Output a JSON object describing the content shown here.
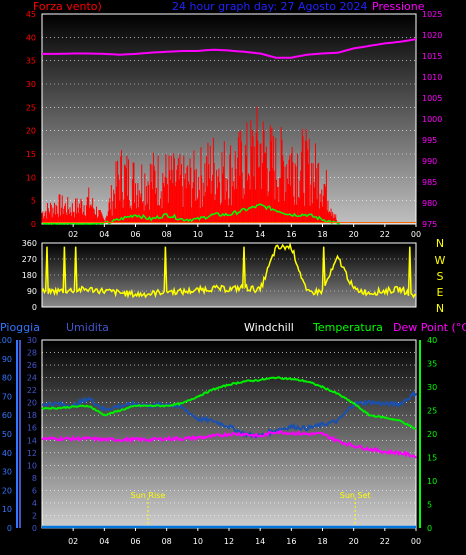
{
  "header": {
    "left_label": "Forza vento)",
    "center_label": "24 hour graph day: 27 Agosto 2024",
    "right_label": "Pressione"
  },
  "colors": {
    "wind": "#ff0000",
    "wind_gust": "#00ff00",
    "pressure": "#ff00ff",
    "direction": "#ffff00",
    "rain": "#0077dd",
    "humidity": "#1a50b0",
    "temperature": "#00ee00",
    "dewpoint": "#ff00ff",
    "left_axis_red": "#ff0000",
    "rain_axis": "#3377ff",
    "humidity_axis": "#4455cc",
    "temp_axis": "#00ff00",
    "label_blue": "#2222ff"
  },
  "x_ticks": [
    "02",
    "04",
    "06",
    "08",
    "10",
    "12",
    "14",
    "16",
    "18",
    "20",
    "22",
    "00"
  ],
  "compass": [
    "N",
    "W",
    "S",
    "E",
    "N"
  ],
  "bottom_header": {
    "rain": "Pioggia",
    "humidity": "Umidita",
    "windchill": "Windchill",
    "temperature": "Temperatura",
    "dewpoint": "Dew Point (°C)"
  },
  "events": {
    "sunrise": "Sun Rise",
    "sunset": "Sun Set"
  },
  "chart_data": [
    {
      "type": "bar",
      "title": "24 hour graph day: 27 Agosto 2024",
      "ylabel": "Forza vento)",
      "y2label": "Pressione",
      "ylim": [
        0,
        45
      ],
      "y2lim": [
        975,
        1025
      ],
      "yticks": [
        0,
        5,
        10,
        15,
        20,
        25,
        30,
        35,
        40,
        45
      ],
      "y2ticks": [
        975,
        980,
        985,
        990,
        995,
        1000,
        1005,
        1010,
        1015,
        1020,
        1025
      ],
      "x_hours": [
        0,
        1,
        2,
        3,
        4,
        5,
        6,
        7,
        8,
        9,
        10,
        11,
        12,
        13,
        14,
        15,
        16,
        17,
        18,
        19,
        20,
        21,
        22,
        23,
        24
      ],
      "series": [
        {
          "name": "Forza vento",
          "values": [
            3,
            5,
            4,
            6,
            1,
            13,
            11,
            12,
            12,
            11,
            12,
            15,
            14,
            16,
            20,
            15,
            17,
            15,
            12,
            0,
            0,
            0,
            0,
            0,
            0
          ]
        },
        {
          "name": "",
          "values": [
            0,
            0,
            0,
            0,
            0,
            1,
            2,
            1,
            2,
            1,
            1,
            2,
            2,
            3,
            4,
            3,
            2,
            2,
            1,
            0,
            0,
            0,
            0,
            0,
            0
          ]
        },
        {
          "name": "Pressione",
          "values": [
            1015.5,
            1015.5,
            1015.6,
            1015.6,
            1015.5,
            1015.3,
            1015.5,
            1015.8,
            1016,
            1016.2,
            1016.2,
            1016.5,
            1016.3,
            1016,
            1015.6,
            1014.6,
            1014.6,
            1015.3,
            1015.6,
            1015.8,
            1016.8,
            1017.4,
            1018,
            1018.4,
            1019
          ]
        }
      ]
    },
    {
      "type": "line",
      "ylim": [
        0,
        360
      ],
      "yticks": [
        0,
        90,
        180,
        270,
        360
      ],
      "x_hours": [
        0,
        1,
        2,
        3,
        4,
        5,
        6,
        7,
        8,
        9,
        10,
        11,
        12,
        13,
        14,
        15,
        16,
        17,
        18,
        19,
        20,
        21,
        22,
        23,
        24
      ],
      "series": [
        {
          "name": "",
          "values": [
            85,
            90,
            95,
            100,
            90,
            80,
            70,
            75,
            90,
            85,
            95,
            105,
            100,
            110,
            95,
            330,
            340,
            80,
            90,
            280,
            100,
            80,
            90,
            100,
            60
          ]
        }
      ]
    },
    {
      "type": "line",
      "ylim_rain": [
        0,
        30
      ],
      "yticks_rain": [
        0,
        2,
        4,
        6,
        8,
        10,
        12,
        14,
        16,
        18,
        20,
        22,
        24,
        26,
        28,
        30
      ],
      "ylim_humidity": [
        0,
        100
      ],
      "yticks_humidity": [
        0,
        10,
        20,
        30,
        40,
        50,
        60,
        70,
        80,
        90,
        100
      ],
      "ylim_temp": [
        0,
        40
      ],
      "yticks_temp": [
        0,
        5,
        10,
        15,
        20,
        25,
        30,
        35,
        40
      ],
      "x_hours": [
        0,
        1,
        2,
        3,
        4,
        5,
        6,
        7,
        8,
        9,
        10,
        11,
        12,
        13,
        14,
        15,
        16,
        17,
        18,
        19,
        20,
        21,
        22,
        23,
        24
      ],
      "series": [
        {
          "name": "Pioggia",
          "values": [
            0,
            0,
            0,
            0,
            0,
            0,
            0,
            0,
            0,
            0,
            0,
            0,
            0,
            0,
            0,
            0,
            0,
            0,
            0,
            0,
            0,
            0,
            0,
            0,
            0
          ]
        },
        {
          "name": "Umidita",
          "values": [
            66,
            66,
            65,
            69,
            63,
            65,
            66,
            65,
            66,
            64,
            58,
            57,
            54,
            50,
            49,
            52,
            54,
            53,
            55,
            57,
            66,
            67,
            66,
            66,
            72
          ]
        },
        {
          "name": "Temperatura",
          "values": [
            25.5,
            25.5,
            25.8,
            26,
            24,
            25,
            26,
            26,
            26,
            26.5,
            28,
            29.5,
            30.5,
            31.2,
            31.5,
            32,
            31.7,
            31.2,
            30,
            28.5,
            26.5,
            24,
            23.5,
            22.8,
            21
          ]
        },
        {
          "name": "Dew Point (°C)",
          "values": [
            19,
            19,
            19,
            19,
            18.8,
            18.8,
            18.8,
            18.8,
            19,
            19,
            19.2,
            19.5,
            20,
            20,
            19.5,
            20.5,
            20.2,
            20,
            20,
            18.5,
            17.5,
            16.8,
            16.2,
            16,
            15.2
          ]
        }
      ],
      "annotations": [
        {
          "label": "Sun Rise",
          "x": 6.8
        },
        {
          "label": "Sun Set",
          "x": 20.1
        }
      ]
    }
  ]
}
* * *
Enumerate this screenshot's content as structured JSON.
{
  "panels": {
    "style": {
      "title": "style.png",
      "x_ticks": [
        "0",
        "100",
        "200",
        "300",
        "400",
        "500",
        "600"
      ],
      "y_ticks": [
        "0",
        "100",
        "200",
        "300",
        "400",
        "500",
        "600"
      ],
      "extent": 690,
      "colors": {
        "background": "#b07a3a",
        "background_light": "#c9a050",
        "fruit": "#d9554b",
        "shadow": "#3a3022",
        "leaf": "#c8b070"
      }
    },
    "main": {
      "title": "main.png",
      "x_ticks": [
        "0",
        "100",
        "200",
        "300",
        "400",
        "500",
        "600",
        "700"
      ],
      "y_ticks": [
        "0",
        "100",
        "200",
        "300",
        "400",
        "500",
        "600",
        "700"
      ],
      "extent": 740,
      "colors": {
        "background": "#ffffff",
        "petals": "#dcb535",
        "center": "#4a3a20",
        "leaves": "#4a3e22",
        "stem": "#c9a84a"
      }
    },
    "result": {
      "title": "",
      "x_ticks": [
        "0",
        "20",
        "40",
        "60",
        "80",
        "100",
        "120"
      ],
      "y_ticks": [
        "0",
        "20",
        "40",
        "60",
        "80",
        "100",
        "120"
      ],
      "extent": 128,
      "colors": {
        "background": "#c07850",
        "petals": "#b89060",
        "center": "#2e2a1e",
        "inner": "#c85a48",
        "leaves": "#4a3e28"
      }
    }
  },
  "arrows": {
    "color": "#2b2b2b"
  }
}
---
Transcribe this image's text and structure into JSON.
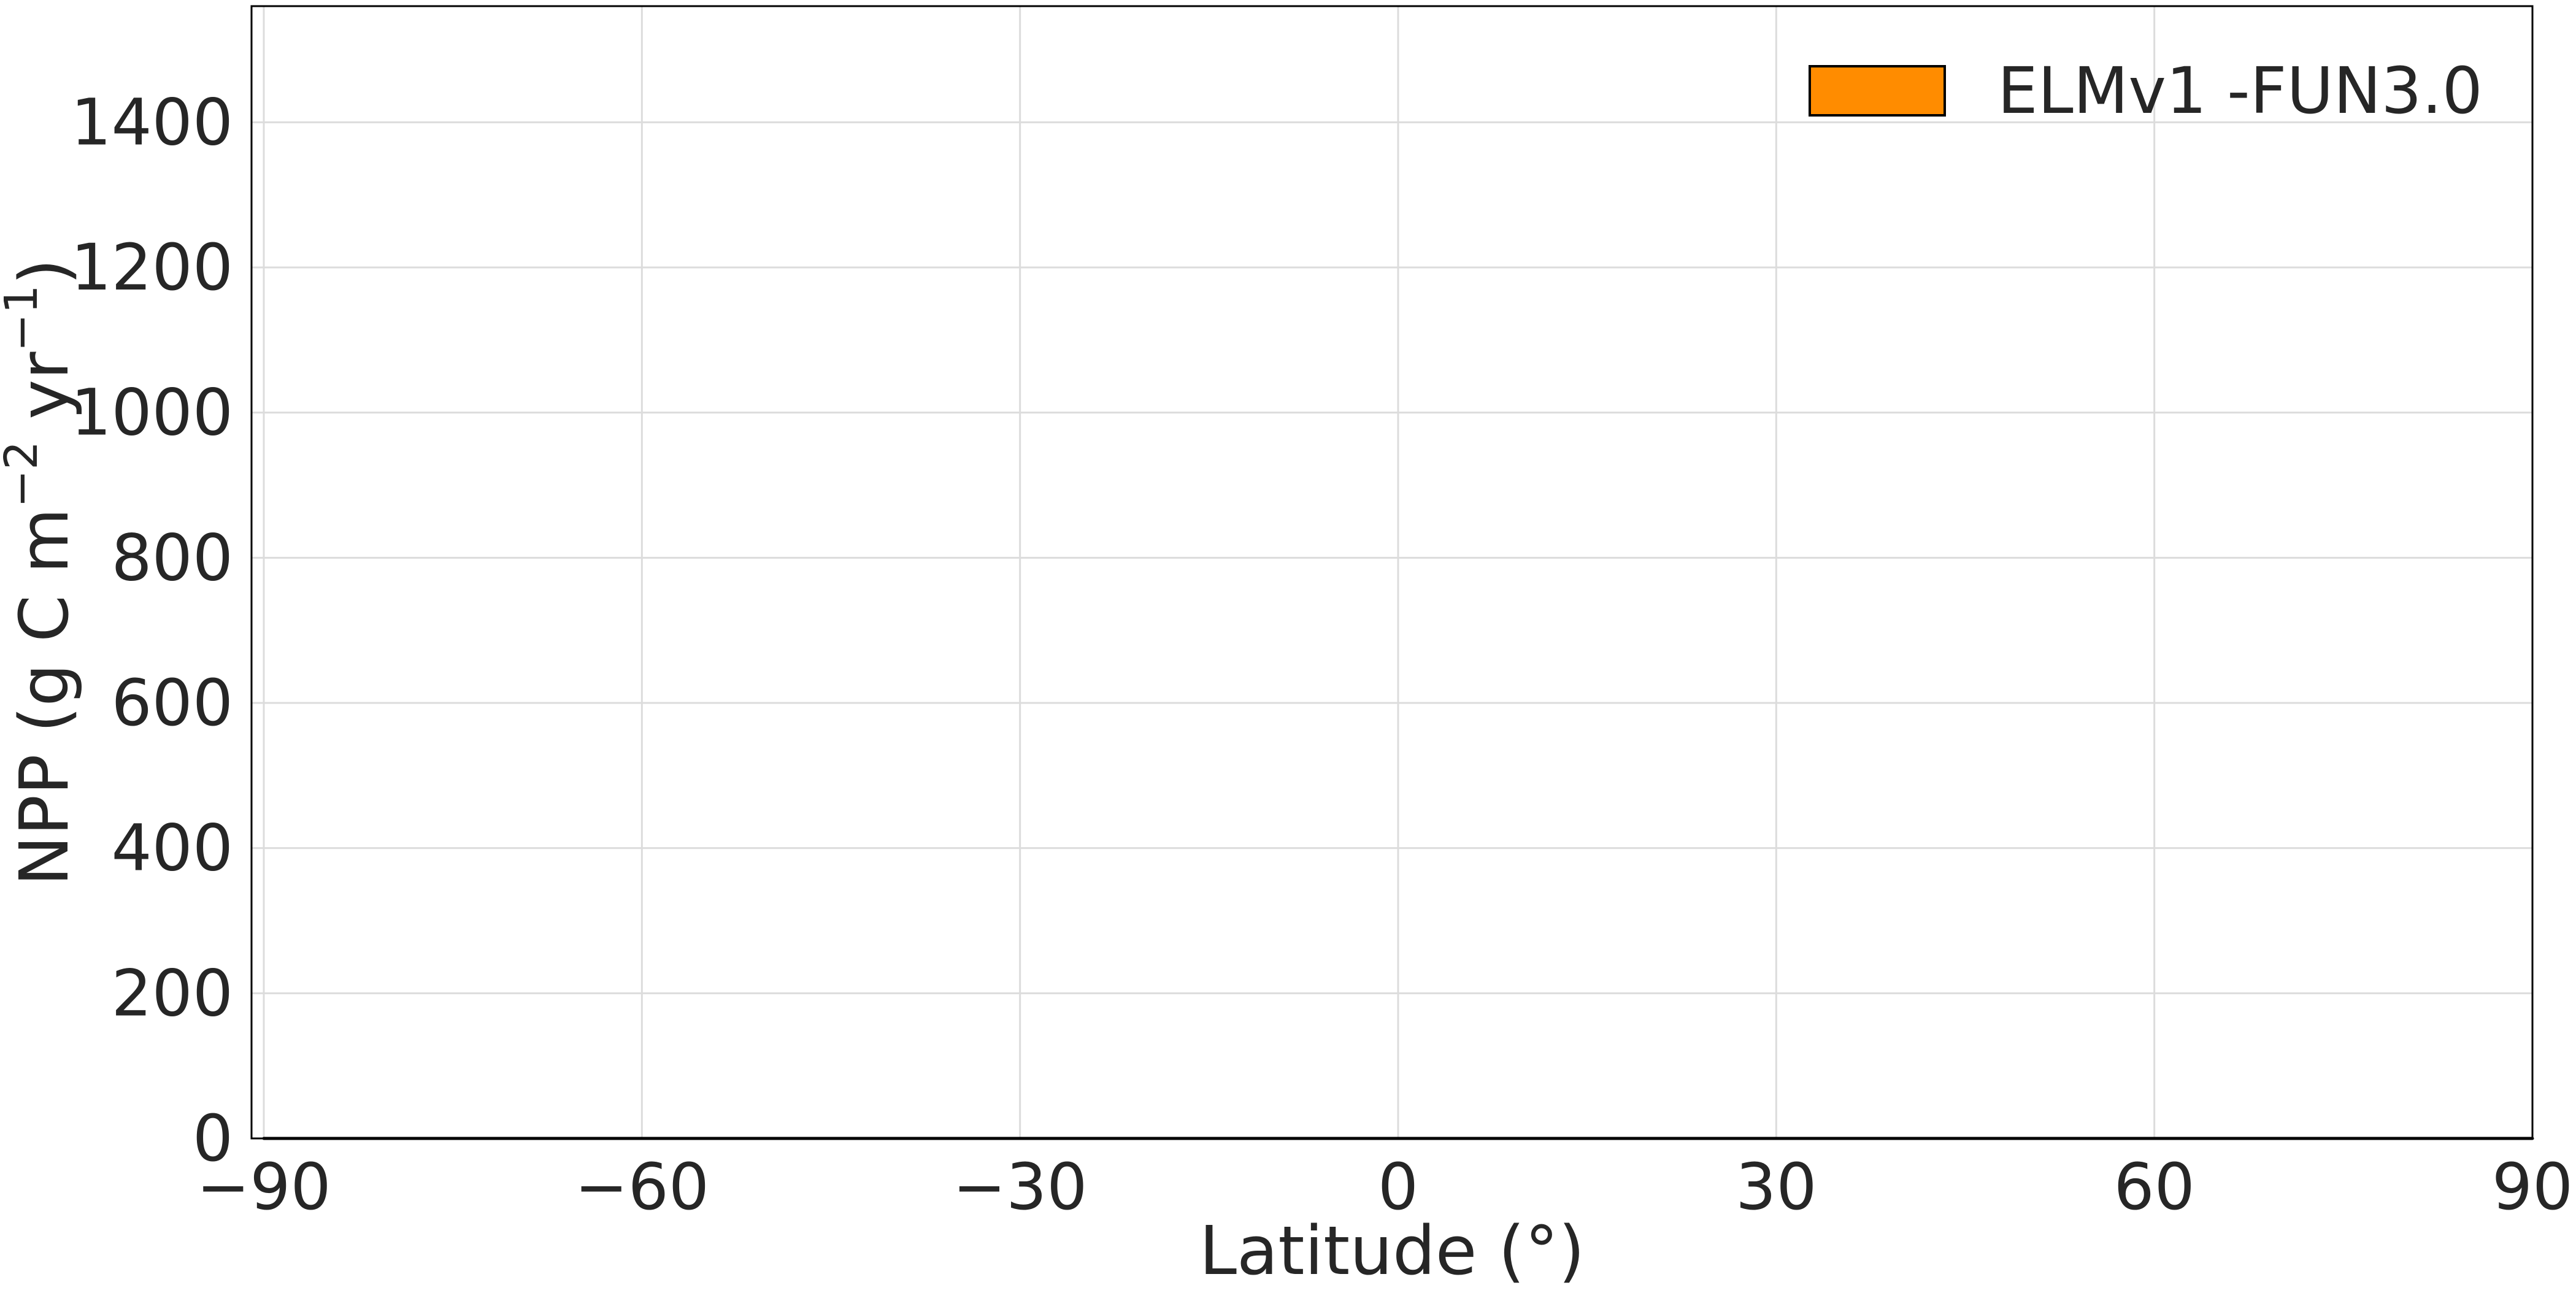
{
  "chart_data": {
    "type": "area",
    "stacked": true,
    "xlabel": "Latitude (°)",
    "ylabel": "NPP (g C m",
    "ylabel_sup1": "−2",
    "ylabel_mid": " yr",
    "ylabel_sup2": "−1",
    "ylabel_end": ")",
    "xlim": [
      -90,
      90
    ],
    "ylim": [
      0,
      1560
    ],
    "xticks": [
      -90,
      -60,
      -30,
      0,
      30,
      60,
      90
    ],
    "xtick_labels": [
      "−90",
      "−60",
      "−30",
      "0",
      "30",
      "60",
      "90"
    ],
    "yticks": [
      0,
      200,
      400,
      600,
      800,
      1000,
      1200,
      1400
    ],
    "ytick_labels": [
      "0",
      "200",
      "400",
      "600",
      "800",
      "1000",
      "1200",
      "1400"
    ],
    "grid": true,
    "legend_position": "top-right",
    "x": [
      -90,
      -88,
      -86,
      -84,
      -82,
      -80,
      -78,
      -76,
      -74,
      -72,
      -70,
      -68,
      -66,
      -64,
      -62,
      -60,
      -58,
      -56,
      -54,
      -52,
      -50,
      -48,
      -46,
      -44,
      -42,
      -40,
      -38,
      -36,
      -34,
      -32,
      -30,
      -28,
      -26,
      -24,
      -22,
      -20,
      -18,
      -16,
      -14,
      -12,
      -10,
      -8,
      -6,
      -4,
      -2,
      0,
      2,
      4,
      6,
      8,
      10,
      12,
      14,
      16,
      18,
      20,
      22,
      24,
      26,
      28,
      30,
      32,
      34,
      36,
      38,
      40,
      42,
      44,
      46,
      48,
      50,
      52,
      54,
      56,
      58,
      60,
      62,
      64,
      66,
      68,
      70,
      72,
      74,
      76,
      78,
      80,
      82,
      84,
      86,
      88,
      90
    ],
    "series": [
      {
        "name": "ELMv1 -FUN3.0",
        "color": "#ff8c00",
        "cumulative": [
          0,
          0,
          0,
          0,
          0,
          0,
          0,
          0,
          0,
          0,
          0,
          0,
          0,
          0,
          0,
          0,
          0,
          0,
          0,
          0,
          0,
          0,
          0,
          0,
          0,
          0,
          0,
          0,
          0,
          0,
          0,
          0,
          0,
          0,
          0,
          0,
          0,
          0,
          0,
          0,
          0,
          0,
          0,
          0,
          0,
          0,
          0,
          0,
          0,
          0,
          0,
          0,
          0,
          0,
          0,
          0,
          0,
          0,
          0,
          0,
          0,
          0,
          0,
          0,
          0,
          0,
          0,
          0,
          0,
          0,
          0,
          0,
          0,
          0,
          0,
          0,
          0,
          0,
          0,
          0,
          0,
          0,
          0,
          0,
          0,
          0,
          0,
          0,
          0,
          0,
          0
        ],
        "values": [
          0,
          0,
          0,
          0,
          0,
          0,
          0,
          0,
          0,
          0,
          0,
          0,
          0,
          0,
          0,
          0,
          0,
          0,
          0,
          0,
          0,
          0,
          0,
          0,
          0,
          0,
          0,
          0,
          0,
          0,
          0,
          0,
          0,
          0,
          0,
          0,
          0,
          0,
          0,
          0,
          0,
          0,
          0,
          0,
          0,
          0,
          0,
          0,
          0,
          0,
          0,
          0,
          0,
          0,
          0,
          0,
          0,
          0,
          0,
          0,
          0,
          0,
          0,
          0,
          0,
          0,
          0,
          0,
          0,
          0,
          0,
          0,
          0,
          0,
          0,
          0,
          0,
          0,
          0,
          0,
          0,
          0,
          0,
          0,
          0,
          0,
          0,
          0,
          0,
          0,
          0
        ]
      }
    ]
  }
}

## TASK PROMPT
Your answer should be a single number: the count of lines containing the word "this".

## EXERCISE RESULT
2